* [Recorded data]

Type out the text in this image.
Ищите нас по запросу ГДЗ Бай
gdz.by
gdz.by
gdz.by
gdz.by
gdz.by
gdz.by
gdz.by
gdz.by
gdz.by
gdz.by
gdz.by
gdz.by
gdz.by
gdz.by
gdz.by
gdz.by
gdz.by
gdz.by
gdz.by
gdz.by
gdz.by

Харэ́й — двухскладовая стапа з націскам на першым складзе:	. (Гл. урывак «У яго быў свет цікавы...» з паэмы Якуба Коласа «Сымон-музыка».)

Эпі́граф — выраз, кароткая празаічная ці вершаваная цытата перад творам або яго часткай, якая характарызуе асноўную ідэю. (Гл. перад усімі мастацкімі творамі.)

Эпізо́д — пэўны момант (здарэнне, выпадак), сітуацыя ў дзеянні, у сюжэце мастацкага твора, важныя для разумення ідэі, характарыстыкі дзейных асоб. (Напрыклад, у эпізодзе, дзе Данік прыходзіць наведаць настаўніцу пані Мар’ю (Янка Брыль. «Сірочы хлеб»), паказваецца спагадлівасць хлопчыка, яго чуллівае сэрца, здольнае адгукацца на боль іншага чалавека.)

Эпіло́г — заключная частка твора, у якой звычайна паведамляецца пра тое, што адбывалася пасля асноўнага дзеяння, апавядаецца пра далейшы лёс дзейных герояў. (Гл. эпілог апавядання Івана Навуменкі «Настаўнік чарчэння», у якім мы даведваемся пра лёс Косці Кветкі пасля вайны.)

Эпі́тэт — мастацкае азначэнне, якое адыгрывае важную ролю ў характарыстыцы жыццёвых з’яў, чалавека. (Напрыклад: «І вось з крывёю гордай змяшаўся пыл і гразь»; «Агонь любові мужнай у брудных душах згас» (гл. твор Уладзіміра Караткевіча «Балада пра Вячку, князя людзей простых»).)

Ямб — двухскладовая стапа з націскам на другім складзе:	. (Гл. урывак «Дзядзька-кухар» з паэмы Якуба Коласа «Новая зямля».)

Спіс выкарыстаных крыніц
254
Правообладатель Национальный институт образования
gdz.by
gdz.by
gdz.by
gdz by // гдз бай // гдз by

* [Exercise goal]
Every line above needs to be retyped exactly.

* [Response to the task]
Type out the text in this image.
Ищите нас по запросу ГДЗ Бай
gdz.by
gdz.by
gdz.by
gdz.by
gdz.by
gdz.by
gdz.by
gdz.by
gdz.by
gdz.by
gdz.by
gdz.by
gdz.by
gdz.by
gdz.by
gdz.by
gdz.by
gdz.by
gdz.by
gdz.by
gdz.by

Харэ́й — двухскладовая стапа з націскам на першым складзе:	. (Гл. урывак «У яго быў свет цікавы...» з паэмы Якуба Коласа «Сымон-музыка».)

Эпі́граф — выраз, кароткая празаічная ці вершаваная цытата перад творам або яго часткай, якая характарызуе асноўную ідэю. (Гл. перад усімі мастацкімі творамі.)

Эпізо́д — пэўны момант (здарэнне, выпадак), сітуацыя ў дзеянні, у сюжэце мастацкага твора, важныя для разумення ідэі, характарыстыкі дзейных асоб. (Напрыклад, у эпізодзе, дзе Данік прыходзіць наведаць настаўніцу пані Мар’ю (Янка Брыль. «Сірочы хлеб»), паказваецца спагадлівасць хлопчыка, яго чуллівае сэрца, здольнае адгукацца на боль іншага чалавека.)

Эпіло́г — заключная частка твора, у якой звычайна паведамляецца пра тое, што адбывалася пасля асноўнага дзеяння, апавядаецца пра далейшы лёс дзейных герояў. (Гл. эпілог апавядання Івана Навуменкі «Настаўнік чарчэння», у якім мы даведваемся пра лёс Косці Кветкі пасля вайны.)

Эпі́тэт — мастацкае азначэнне, якое адыгрывае важную ролю ў характарыстыцы жыццёвых з’яў, чалавека. (Напрыклад: «І вось з крывёю гордай змяшаўся пыл і гразь»; «Агонь любові мужнай у брудных душах згас» (гл. твор Уладзіміра Караткевіча «Балада пра Вячку, князя людзей простых»).)

Ямб — двухскладовая стапа з націскам на другім складзе:	. (Гл. урывак «Дзядзька-кухар» з паэмы Якуба Коласа «Новая зямля».)

Спіс выкарыстаных крыніц
254
Правообладатель Национальный институт образования
gdz.by
gdz.by
gdz.by
gdz by // гдз бай // гдз by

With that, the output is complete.